Given exercise: Where a line of the material contains the string "Relative", copy that line.

Extracted records:
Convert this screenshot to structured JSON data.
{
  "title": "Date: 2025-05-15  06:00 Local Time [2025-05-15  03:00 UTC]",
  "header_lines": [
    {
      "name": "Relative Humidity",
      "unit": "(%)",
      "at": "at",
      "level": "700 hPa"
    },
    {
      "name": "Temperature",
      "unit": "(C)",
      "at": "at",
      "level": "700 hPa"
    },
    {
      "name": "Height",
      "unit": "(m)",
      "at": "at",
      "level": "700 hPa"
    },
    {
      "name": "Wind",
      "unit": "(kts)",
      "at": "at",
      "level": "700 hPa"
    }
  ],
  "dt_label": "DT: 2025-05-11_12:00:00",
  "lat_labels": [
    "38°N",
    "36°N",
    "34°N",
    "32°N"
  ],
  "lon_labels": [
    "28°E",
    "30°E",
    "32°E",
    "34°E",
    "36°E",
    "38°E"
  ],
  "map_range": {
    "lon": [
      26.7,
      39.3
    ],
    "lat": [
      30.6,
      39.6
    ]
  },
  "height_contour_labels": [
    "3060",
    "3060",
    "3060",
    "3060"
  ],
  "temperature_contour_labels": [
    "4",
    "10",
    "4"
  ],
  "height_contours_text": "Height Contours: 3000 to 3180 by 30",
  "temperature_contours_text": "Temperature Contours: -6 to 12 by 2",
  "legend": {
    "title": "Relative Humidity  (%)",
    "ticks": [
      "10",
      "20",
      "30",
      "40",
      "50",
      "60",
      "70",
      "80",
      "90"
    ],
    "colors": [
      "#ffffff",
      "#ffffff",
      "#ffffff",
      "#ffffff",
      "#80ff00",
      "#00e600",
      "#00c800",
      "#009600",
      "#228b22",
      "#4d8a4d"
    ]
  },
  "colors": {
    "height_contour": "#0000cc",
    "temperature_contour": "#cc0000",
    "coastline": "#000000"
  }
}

Solution for this exercise:
      "name": "Relative Humidity",
    "title": "Relative Humidity  (%)",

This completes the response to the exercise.